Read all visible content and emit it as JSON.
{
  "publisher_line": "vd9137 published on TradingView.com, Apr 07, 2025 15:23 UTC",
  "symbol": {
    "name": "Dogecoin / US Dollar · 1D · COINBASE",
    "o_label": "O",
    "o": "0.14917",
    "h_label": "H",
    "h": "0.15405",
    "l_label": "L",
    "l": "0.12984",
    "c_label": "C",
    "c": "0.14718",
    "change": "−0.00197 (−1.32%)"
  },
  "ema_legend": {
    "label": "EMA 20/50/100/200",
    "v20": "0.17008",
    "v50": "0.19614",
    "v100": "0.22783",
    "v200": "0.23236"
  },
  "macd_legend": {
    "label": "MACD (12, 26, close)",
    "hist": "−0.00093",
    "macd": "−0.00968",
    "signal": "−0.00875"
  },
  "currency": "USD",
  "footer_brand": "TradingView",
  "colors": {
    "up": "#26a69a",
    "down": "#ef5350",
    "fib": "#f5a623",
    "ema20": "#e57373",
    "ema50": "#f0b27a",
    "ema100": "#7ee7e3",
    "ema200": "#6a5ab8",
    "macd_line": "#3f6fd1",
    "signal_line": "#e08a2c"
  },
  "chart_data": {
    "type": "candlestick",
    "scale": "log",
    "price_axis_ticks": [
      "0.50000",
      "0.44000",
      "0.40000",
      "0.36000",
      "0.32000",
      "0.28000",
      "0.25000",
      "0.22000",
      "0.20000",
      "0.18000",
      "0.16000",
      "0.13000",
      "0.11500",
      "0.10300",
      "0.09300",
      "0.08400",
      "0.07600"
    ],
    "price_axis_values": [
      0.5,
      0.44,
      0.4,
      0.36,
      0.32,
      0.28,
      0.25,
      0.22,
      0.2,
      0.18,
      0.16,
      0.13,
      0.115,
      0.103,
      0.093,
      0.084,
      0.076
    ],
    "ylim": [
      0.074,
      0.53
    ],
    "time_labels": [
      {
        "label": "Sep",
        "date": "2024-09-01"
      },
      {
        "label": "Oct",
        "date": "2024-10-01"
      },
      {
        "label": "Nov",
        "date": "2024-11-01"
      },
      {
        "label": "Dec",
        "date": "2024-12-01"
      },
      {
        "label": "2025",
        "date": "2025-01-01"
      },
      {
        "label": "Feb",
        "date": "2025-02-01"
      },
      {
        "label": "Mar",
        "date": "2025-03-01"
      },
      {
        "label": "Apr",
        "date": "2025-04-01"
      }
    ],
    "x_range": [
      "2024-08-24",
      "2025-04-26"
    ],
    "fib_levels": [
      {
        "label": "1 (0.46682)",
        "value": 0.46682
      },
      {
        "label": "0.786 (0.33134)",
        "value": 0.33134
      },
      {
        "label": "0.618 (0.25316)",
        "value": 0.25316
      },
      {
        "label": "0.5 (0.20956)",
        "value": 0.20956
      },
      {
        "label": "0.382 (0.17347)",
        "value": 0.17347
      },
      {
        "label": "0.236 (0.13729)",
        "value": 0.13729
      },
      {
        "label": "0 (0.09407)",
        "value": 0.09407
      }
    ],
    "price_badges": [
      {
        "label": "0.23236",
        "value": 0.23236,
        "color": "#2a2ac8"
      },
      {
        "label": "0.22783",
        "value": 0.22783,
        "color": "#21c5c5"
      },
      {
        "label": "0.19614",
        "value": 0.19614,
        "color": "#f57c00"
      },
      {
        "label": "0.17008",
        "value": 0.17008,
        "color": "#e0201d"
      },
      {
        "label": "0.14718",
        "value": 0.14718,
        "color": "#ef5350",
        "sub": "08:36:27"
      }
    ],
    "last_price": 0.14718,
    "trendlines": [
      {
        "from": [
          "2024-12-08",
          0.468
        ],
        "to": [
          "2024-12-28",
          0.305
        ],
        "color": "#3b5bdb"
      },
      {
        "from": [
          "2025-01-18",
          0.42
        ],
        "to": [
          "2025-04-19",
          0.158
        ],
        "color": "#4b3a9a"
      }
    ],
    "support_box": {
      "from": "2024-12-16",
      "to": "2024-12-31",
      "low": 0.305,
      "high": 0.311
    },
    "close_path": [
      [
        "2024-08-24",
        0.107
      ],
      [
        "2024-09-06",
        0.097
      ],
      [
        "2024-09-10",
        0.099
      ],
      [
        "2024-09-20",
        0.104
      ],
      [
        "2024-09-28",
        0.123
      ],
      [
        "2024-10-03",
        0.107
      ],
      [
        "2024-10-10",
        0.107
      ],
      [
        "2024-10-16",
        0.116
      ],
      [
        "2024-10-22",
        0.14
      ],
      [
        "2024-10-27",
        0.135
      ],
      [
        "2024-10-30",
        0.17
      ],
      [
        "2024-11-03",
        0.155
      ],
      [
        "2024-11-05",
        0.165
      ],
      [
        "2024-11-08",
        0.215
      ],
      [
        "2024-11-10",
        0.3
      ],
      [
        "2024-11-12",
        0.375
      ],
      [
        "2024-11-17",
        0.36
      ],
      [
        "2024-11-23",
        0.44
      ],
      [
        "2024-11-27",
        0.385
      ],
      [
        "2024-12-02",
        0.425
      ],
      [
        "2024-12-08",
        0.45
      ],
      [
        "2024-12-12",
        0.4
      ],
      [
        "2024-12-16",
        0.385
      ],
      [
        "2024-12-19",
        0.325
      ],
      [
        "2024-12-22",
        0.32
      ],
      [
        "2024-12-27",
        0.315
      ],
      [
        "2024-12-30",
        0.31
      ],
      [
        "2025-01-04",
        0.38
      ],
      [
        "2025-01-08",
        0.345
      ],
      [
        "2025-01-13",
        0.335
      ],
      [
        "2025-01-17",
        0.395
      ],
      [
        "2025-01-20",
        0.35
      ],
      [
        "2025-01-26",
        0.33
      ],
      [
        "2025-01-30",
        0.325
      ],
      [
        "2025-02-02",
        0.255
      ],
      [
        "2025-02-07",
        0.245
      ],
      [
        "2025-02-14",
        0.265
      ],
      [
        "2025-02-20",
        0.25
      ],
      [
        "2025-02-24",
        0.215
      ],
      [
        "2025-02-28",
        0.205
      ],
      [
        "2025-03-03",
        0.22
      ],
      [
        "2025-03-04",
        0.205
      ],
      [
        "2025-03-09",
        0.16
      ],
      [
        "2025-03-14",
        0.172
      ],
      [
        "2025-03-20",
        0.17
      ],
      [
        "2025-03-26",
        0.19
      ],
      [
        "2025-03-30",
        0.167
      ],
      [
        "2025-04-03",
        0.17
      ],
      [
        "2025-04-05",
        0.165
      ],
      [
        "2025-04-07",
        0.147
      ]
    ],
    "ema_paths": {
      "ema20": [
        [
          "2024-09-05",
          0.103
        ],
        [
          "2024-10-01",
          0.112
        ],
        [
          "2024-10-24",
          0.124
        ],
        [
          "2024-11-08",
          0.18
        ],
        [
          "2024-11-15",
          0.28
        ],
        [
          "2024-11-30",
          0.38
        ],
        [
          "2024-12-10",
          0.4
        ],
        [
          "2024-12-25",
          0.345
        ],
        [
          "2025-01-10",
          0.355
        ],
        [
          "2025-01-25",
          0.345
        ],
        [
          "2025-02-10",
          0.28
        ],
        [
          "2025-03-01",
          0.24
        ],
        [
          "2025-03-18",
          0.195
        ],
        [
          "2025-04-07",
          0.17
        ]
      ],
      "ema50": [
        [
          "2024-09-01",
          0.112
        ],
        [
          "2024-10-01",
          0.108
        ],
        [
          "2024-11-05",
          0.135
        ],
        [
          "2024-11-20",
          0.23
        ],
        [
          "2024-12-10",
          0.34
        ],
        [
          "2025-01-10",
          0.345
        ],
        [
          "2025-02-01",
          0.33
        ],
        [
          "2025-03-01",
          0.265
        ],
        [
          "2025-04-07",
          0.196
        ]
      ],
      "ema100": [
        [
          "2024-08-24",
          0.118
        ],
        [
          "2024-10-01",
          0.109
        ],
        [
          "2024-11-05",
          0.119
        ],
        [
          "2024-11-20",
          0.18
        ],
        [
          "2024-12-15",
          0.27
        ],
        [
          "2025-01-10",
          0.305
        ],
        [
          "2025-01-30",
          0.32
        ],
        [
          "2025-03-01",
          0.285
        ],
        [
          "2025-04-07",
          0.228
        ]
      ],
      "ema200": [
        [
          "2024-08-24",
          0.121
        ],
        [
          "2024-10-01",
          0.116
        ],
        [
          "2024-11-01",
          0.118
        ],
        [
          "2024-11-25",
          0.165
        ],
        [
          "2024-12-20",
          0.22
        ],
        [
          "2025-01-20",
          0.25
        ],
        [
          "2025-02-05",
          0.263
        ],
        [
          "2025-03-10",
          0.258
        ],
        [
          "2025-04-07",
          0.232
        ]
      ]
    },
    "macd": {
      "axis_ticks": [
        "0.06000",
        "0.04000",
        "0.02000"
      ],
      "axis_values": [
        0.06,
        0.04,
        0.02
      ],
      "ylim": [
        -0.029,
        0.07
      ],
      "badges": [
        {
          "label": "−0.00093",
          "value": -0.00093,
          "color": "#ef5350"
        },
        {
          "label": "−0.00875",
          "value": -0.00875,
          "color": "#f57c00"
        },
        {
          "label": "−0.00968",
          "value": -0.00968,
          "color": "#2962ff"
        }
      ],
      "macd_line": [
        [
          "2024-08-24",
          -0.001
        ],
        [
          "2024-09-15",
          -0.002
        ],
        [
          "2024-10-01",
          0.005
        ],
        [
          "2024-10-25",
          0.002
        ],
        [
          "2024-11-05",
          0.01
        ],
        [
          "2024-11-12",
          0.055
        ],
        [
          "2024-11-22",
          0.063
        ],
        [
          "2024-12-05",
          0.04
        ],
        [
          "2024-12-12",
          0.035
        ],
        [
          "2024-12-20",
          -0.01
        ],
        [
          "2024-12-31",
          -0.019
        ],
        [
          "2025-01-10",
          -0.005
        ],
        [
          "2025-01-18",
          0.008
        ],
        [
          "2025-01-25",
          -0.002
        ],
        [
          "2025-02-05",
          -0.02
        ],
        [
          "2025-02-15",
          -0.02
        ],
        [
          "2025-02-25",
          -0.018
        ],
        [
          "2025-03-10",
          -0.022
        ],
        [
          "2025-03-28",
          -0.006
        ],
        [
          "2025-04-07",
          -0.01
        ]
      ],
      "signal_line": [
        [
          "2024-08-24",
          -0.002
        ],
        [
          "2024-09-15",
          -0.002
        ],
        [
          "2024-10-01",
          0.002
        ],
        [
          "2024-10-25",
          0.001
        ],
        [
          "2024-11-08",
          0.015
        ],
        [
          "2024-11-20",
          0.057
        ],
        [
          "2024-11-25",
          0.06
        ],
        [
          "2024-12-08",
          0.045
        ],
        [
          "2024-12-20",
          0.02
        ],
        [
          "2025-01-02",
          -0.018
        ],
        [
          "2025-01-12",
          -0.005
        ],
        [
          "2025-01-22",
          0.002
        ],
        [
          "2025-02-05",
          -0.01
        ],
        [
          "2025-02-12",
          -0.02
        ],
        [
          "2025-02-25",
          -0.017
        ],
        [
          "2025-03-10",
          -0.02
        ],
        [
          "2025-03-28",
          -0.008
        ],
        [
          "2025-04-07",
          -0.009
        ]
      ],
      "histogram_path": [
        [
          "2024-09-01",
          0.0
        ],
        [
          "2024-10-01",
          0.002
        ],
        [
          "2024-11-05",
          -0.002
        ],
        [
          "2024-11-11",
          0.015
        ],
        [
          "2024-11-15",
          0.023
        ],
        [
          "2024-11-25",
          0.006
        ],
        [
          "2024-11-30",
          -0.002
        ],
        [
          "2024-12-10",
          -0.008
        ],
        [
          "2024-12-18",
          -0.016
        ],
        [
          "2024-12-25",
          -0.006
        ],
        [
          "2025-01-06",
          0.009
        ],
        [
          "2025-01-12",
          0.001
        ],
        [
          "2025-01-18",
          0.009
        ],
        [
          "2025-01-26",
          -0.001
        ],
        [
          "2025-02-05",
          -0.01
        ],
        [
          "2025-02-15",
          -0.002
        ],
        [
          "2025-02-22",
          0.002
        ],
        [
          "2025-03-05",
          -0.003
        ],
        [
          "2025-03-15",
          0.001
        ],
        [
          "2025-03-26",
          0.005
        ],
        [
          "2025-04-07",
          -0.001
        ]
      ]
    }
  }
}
+---+
■ Task statement: Copy each line above containing the string "date".

■ Response for this exercise:
        "date": "2024-09-01"
        "date": "2024-10-01"
        "date": "2024-11-01"
        "date": "2024-12-01"
        "date": "2025-01-01"
        "date": "2025-02-01"
        "date": "2025-03-01"
        "date": "2025-04-01"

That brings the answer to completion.